Direction -> Quote, character for character, the stretch of lines from the one containing "url-field[interactable]: ● 🔒" through the one containing "category-count: (1) <box>1460", including both.

(Collection entries)
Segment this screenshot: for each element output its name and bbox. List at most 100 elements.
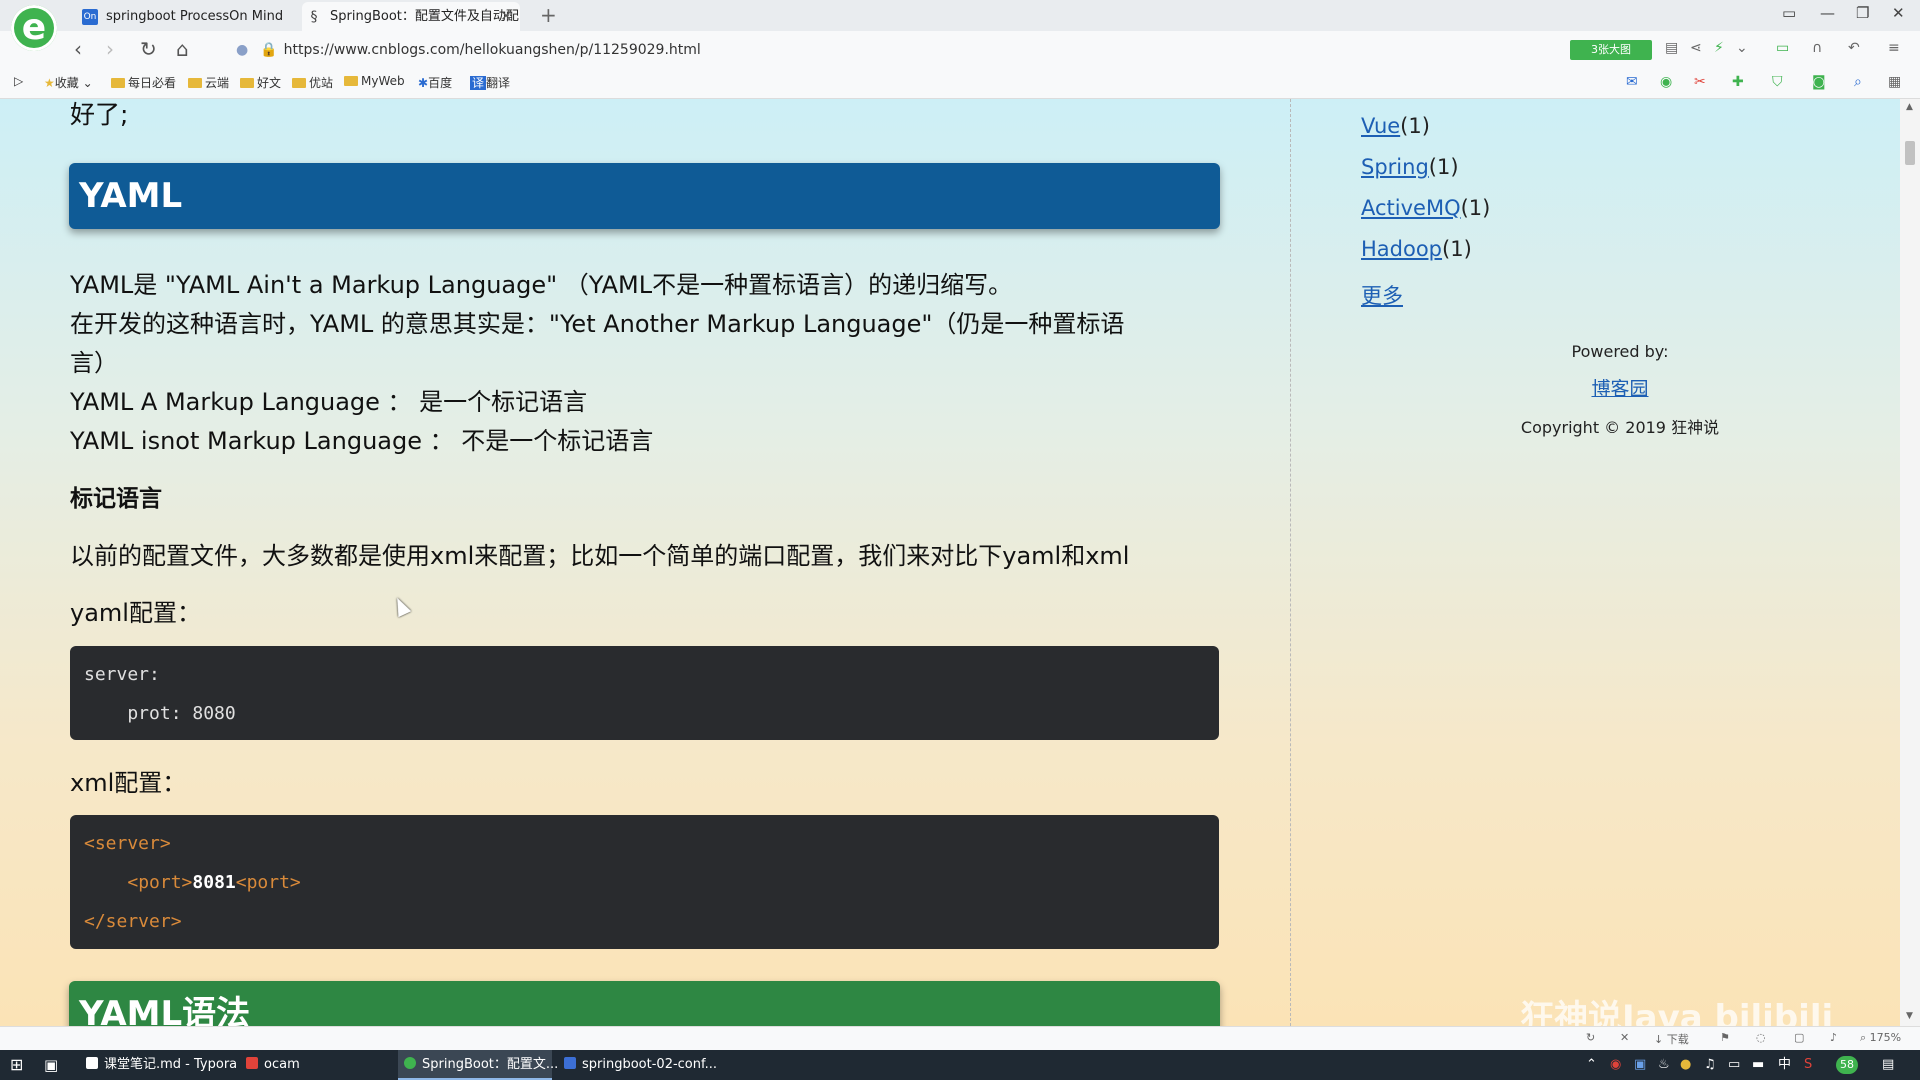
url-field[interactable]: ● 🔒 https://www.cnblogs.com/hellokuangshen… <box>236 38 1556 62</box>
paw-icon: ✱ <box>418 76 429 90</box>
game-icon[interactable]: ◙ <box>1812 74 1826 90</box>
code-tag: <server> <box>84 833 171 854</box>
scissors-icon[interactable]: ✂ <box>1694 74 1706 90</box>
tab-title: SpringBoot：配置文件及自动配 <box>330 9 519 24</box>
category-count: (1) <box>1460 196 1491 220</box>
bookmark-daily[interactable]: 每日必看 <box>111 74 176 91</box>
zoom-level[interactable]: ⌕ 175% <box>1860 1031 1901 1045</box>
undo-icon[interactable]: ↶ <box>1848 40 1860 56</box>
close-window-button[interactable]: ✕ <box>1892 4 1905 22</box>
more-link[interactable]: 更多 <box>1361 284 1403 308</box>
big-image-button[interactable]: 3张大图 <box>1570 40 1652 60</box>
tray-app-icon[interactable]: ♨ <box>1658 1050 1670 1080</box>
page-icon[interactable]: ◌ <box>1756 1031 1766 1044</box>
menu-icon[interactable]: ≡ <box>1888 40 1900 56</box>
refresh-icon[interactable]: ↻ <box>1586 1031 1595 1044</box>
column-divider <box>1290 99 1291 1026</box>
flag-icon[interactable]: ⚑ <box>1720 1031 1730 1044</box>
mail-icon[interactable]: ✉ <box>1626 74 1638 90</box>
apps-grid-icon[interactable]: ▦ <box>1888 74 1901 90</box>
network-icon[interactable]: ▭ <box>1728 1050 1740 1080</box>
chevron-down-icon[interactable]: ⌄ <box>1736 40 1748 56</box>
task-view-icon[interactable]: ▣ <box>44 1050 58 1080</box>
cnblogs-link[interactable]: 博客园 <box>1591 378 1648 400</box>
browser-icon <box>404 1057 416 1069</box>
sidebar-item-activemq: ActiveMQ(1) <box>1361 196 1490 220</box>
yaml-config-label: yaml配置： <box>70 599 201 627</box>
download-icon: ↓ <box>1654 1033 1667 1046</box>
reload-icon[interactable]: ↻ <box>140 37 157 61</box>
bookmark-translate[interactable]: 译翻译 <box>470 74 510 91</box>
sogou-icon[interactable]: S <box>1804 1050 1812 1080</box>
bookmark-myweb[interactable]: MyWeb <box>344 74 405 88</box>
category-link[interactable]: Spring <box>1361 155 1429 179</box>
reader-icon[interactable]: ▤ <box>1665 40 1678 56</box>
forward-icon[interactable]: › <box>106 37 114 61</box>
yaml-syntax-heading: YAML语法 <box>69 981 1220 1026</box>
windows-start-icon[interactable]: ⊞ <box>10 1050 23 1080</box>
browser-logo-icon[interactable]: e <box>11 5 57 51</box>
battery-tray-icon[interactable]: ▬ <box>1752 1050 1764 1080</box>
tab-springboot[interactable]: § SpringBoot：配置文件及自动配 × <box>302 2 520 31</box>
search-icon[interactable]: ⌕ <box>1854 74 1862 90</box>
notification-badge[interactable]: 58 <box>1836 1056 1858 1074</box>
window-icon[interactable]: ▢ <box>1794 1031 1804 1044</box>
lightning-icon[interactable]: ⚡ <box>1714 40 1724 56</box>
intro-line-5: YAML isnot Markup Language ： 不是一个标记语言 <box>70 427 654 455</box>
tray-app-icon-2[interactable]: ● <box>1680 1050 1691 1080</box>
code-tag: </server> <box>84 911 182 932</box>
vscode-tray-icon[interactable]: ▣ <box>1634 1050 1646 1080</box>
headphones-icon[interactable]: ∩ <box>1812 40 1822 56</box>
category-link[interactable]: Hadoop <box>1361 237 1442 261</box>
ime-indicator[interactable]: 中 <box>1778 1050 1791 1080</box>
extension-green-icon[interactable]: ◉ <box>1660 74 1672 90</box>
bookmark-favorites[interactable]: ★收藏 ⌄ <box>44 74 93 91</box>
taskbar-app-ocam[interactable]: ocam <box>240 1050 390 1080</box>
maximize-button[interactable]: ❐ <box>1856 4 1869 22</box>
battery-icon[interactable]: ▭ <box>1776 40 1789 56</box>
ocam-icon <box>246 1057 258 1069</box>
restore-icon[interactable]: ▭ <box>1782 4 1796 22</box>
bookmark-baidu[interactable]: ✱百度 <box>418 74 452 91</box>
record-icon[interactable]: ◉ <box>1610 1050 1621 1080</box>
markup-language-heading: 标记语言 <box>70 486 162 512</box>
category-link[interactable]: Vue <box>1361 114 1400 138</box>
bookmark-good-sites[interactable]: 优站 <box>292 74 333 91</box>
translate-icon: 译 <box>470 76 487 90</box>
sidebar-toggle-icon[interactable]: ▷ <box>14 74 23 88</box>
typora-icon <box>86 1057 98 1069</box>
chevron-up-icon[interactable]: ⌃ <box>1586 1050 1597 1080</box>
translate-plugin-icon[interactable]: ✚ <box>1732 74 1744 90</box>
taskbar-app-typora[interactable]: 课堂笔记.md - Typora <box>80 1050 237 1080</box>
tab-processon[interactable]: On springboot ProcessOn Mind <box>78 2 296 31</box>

Result ->
url-field[interactable]: ● 🔒 https://www.cnblogs.com/hellokuangshen… <box>236 38 1556 62</box>
paw-icon: ✱ <box>418 76 429 90</box>
game-icon[interactable]: ◙ <box>1812 74 1826 90</box>
code-tag: <server> <box>84 833 171 854</box>
scissors-icon[interactable]: ✂ <box>1694 74 1706 90</box>
tab-title: SpringBoot：配置文件及自动配 <box>330 9 519 24</box>
category-count: (1) <box>1460 196 1491 220</box>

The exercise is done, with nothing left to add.